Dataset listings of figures
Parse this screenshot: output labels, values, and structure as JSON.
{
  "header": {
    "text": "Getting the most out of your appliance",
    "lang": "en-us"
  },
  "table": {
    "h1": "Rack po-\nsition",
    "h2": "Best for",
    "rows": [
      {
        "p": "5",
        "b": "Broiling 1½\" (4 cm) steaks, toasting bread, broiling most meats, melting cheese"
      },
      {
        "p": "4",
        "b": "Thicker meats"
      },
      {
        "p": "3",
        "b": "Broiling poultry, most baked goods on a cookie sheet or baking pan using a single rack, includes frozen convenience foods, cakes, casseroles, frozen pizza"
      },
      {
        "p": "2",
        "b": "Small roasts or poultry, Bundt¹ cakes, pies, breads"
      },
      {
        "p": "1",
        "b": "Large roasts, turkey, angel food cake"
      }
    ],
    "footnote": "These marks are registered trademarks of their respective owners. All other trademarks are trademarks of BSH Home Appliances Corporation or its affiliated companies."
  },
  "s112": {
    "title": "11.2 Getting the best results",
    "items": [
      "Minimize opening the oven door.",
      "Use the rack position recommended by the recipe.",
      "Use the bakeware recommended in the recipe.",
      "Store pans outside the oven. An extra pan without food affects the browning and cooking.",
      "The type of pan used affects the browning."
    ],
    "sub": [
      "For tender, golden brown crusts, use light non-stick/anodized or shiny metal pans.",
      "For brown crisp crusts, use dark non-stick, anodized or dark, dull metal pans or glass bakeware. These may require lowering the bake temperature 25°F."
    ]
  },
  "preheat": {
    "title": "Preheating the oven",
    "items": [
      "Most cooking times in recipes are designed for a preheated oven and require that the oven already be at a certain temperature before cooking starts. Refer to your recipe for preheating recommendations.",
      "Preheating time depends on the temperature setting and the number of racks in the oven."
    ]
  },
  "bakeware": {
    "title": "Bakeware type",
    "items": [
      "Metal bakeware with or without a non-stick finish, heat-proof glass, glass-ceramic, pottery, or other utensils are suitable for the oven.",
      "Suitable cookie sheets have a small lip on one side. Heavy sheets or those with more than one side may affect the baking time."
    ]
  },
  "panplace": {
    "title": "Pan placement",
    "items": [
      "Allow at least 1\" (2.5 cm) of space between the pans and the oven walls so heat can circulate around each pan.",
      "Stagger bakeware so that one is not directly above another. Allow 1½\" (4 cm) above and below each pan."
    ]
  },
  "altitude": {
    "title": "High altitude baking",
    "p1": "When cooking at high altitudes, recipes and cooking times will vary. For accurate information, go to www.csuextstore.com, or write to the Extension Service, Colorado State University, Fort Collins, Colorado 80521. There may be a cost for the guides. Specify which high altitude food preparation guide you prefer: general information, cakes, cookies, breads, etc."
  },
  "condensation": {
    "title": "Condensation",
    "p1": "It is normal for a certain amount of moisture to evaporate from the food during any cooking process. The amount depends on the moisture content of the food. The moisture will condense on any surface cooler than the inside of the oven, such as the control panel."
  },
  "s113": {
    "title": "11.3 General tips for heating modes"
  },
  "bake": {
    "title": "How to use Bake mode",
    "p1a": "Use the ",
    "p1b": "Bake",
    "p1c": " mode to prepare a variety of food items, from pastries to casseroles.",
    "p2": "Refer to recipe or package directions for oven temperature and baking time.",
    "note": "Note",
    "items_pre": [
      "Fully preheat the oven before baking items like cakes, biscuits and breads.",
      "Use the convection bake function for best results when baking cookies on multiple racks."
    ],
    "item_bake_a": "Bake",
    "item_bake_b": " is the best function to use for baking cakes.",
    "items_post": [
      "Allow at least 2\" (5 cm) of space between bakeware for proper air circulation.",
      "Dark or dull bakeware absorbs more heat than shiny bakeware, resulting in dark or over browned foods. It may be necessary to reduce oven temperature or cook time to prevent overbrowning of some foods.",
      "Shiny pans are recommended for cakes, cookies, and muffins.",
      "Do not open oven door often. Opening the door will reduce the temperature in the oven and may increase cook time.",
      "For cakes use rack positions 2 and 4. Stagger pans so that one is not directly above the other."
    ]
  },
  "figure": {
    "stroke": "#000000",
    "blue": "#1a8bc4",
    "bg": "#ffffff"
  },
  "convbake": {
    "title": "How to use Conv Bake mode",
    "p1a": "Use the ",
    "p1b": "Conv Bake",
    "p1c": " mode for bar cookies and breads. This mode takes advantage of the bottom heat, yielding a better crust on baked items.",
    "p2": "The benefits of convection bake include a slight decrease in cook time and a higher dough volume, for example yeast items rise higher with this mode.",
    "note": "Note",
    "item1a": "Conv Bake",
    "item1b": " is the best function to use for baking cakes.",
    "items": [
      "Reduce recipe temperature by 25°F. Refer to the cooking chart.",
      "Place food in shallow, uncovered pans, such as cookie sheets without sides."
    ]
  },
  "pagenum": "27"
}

DESCRIPTION OF THE TASK — Some lines of the data above may hold the word "your"; report how many do, and nothing else.

COMPLETED TASK — 2